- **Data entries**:
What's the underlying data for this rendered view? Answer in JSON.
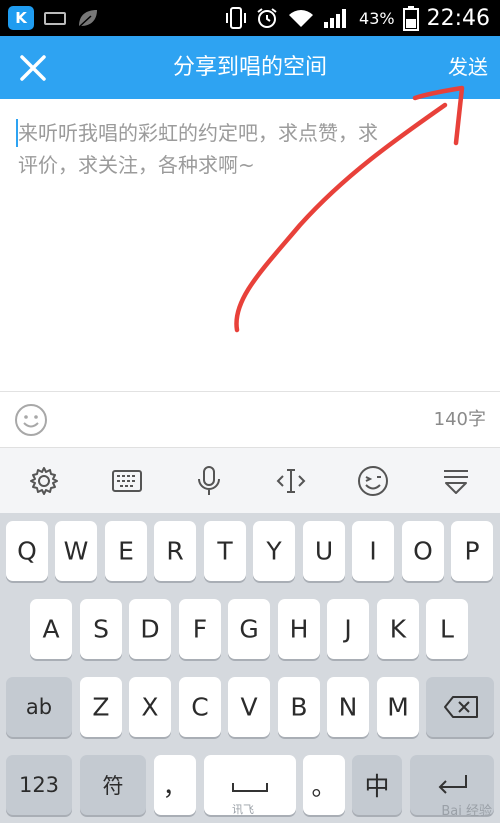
{
  "status_bar": {
    "app_badge": "K",
    "battery_percent": "43%",
    "time": "22:46"
  },
  "header": {
    "title": "分享到唱的空间",
    "send_label": "发送",
    "close_icon": "close-icon"
  },
  "compose": {
    "placeholder_line1": "来听听我唱的彩虹的约定吧，求点赞，求",
    "placeholder_line2": "评价，求关注，各种求啊~",
    "annotation_color": "#e8413a"
  },
  "footer": {
    "counter": "140字"
  },
  "keyboard": {
    "row1": [
      "Q",
      "W",
      "E",
      "R",
      "T",
      "Y",
      "U",
      "I",
      "O",
      "P"
    ],
    "row2": [
      "A",
      "S",
      "D",
      "F",
      "G",
      "H",
      "J",
      "K",
      "L"
    ],
    "row3_mode": "ab",
    "row3": [
      "Z",
      "X",
      "C",
      "V",
      "B",
      "N",
      "M"
    ],
    "row4_num": "123",
    "row4_sym": "符",
    "row4_comma": "，",
    "row4_period": "。",
    "row4_lang": "中",
    "ifly_label": "讯飞",
    "watermark": "Bai 经验"
  },
  "colors": {
    "accent": "#2ea3f2",
    "keyboard_bg": "#d5d9de",
    "placeholder": "#9b9b9b"
  }
}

- **To be done**:
Quote everything in the listing above exactly; pictures are the only thing to omit.

- **The result**:
What's the underlying data for this rendered view? Answer in JSON.
{
  "status_bar": {
    "app_badge": "K",
    "battery_percent": "43%",
    "time": "22:46"
  },
  "header": {
    "title": "分享到唱的空间",
    "send_label": "发送",
    "close_icon": "close-icon"
  },
  "compose": {
    "placeholder_line1": "来听听我唱的彩虹的约定吧，求点赞，求",
    "placeholder_line2": "评价，求关注，各种求啊~",
    "annotation_color": "#e8413a"
  },
  "footer": {
    "counter": "140字"
  },
  "keyboard": {
    "row1": [
      "Q",
      "W",
      "E",
      "R",
      "T",
      "Y",
      "U",
      "I",
      "O",
      "P"
    ],
    "row2": [
      "A",
      "S",
      "D",
      "F",
      "G",
      "H",
      "J",
      "K",
      "L"
    ],
    "row3_mode": "ab",
    "row3": [
      "Z",
      "X",
      "C",
      "V",
      "B",
      "N",
      "M"
    ],
    "row4_num": "123",
    "row4_sym": "符",
    "row4_comma": "，",
    "row4_period": "。",
    "row4_lang": "中",
    "ifly_label": "讯飞",
    "watermark": "Bai 经验"
  },
  "colors": {
    "accent": "#2ea3f2",
    "keyboard_bg": "#d5d9de",
    "placeholder": "#9b9b9b"
  }
}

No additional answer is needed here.